[Start of Attachment]
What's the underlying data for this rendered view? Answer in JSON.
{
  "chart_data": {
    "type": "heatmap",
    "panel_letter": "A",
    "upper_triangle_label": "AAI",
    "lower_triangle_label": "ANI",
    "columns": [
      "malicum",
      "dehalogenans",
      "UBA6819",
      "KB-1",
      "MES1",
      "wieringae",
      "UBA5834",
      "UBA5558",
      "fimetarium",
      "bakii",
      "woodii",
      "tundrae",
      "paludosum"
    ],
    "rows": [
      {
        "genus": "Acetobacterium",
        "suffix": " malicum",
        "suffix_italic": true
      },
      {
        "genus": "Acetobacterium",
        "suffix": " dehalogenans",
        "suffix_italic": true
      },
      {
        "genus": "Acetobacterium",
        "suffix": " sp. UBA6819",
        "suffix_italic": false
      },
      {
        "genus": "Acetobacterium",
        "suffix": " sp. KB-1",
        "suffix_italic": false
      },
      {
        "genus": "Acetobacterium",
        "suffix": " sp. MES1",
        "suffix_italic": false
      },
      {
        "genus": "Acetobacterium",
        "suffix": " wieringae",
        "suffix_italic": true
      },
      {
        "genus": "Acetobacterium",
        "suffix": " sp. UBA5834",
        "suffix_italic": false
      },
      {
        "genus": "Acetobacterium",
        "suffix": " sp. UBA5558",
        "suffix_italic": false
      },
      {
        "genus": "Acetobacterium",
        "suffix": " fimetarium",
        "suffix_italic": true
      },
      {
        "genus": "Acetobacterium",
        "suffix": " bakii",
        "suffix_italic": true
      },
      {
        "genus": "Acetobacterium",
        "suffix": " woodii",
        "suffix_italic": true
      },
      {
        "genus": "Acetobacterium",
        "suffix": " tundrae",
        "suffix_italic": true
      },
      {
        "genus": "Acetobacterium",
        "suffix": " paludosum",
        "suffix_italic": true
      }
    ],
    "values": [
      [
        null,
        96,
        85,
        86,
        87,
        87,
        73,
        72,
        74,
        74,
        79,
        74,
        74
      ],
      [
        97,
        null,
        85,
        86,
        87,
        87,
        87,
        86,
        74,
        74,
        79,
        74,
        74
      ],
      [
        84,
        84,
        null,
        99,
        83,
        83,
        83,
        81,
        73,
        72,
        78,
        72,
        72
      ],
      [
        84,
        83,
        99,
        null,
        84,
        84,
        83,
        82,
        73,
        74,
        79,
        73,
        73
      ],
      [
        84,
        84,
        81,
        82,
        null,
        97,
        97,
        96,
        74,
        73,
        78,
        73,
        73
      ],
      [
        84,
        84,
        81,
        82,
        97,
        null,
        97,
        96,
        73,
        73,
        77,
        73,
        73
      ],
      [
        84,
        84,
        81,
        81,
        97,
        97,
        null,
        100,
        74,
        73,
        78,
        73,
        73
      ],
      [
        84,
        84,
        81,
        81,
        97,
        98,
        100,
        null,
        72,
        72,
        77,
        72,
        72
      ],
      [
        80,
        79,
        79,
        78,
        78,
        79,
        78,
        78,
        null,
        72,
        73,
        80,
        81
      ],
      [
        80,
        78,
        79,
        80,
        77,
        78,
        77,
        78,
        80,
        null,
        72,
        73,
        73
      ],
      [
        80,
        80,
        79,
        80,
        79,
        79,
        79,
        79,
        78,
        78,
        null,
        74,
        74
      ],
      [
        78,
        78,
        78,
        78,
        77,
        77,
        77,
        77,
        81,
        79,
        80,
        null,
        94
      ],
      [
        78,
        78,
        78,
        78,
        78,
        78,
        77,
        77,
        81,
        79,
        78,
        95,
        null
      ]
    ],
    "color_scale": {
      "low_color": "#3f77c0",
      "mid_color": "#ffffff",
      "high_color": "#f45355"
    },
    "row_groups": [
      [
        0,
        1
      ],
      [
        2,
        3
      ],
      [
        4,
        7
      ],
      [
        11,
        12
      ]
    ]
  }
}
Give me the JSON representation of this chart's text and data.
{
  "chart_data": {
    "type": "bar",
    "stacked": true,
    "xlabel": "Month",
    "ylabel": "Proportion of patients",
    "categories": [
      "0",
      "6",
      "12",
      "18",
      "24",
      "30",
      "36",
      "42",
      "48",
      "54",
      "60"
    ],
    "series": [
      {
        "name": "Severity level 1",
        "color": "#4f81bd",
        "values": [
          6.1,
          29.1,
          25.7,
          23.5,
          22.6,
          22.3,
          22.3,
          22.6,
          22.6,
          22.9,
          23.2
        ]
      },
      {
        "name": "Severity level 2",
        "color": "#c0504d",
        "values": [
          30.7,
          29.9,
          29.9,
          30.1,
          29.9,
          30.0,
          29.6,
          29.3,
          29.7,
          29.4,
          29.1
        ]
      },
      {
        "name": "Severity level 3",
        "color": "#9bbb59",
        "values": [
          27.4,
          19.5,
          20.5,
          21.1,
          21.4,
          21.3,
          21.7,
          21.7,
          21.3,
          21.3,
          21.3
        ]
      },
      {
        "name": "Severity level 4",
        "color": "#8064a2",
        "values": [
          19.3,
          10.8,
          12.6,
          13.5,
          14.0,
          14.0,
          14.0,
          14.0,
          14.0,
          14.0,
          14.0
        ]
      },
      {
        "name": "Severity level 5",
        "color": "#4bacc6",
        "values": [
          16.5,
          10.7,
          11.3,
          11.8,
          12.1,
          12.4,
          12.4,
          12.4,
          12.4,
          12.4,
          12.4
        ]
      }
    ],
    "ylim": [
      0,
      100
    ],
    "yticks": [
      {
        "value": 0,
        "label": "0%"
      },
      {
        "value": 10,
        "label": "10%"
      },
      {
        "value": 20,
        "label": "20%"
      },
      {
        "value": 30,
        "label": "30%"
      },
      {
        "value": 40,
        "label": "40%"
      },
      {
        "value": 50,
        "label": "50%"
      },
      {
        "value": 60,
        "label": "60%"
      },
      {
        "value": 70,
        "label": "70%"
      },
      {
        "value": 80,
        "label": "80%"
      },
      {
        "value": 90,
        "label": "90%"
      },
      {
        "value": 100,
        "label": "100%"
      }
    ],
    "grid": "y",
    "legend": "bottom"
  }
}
[End of Attachment]
*Exercise goal*
Exactly as given, restate all the lines above.

*Written solution*
What's the underlying data for this rendered view? Answer in JSON.
{
  "chart_data": {
    "type": "heatmap",
    "panel_letter": "A",
    "upper_triangle_label": "AAI",
    "lower_triangle_label": "ANI",
    "columns": [
      "malicum",
      "dehalogenans",
      "UBA6819",
      "KB-1",
      "MES1",
      "wieringae",
      "UBA5834",
      "UBA5558",
      "fimetarium",
      "bakii",
      "woodii",
      "tundrae",
      "paludosum"
    ],
    "rows": [
      {
        "genus": "Acetobacterium",
        "suffix": " malicum",
        "suffix_italic": true
      },
      {
        "genus": "Acetobacterium",
        "suffix": " dehalogenans",
        "suffix_italic": true
      },
      {
        "genus": "Acetobacterium",
        "suffix": " sp. UBA6819",
        "suffix_italic": false
      },
      {
        "genus": "Acetobacterium",
        "suffix": " sp. KB-1",
        "suffix_italic": false
      },
      {
        "genus": "Acetobacterium",
        "suffix": " sp. MES1",
        "suffix_italic": false
      },
      {
        "genus": "Acetobacterium",
        "suffix": " wieringae",
        "suffix_italic": true
      },
      {
        "genus": "Acetobacterium",
        "suffix": " sp. UBA5834",
        "suffix_italic": false
      },
      {
        "genus": "Acetobacterium",
        "suffix": " sp. UBA5558",
        "suffix_italic": false
      },
      {
        "genus": "Acetobacterium",
        "suffix": " fimetarium",
        "suffix_italic": true
      },
      {
        "genus": "Acetobacterium",
        "suffix": " bakii",
        "suffix_italic": true
      },
      {
        "genus": "Acetobacterium",
        "suffix": " woodii",
        "suffix_italic": true
      },
      {
        "genus": "Acetobacterium",
        "suffix": " tundrae",
        "suffix_italic": true
      },
      {
        "genus": "Acetobacterium",
        "suffix": " paludosum",
        "suffix_italic": true
      }
    ],
    "values": [
      [
        null,
        96,
        85,
        86,
        87,
        87,
        73,
        72,
        74,
        74,
        79,
        74,
        74
      ],
      [
        97,
        null,
        85,
        86,
        87,
        87,
        87,
        86,
        74,
        74,
        79,
        74,
        74
      ],
      [
        84,
        84,
        null,
        99,
        83,
        83,
        83,
        81,
        73,
        72,
        78,
        72,
        72
      ],
      [
        84,
        83,
        99,
        null,
        84,
        84,
        83,
        82,
        73,
        74,
        79,
        73,
        73
      ],
      [
        84,
        84,
        81,
        82,
        null,
        97,
        97,
        96,
        74,
        73,
        78,
        73,
        73
      ],
      [
        84,
        84,
        81,
        82,
        97,
        null,
        97,
        96,
        73,
        73,
        77,
        73,
        73
      ],
      [
        84,
        84,
        81,
        81,
        97,
        97,
        null,
        100,
        74,
        73,
        78,
        73,
        73
      ],
      [
        84,
        84,
        81,
        81,
        97,
        98,
        100,
        null,
        72,
        72,
        77,
        72,
        72
      ],
      [
        80,
        79,
        79,
        78,
        78,
        79,
        78,
        78,
        null,
        72,
        73,
        80,
        81
      ],
      [
        80,
        78,
        79,
        80,
        77,
        78,
        77,
        78,
        80,
        null,
        72,
        73,
        73
      ],
      [
        80,
        80,
        79,
        80,
        79,
        79,
        79,
        79,
        78,
        78,
        null,
        74,
        74
      ],
      [
        78,
        78,
        78,
        78,
        77,
        77,
        77,
        77,
        81,
        79,
        80,
        null,
        94
      ],
      [
        78,
        78,
        78,
        78,
        78,
        78,
        77,
        77,
        81,
        79,
        78,
        95,
        null
      ]
    ],
    "color_scale": {
      "low_color": "#3f77c0",
      "mid_color": "#ffffff",
      "high_color": "#f45355"
    },
    "row_groups": [
      [
        0,
        1
      ],
      [
        2,
        3
      ],
      [
        4,
        7
      ],
      [
        11,
        12
      ]
    ]
  }
}
Give me the JSON representation of this chart's text and data.
{
  "chart_data": {
    "type": "bar",
    "stacked": true,
    "xlabel": "Month",
    "ylabel": "Proportion of patients",
    "categories": [
      "0",
      "6",
      "12",
      "18",
      "24",
      "30",
      "36",
      "42",
      "48",
      "54",
      "60"
    ],
    "series": [
      {
        "name": "Severity level 1",
        "color": "#4f81bd",
        "values": [
          6.1,
          29.1,
          25.7,
          23.5,
          22.6,
          22.3,
          22.3,
          22.6,
          22.6,
          22.9,
          23.2
        ]
      },
      {
        "name": "Severity level 2",
        "color": "#c0504d",
        "values": [
          30.7,
          29.9,
          29.9,
          30.1,
          29.9,
          30.0,
          29.6,
          29.3,
          29.7,
          29.4,
          29.1
        ]
      },
      {
        "name": "Severity level 3",
        "color": "#9bbb59",
        "values": [
          27.4,
          19.5,
          20.5,
          21.1,
          21.4,
          21.3,
          21.7,
          21.7,
          21.3,
          21.3,
          21.3
        ]
      },
      {
        "name": "Severity level 4",
        "color": "#8064a2",
        "values": [
          19.3,
          10.8,
          12.6,
          13.5,
          14.0,
          14.0,
          14.0,
          14.0,
          14.0,
          14.0,
          14.0
        ]
      },
      {
        "name": "Severity level 5",
        "color": "#4bacc6",
        "values": [
          16.5,
          10.7,
          11.3,
          11.8,
          12.1,
          12.4,
          12.4,
          12.4,
          12.4,
          12.4,
          12.4
        ]
      }
    ],
    "ylim": [
      0,
      100
    ],
    "yticks": [
      {
        "value": 0,
        "label": "0%"
      },
      {
        "value": 10,
        "label": "10%"
      },
      {
        "value": 20,
        "label": "20%"
      },
      {
        "value": 30,
        "label": "30%"
      },
      {
        "value": 40,
        "label": "40%"
      },
      {
        "value": 50,
        "label": "50%"
      },
      {
        "value": 60,
        "label": "60%"
      },
      {
        "value": 70,
        "label": "70%"
      },
      {
        "value": 80,
        "label": "80%"
      },
      {
        "value": 90,
        "label": "90%"
      },
      {
        "value": 100,
        "label": "100%"
      }
    ],
    "grid": "y",
    "legend": "bottom"
  }
}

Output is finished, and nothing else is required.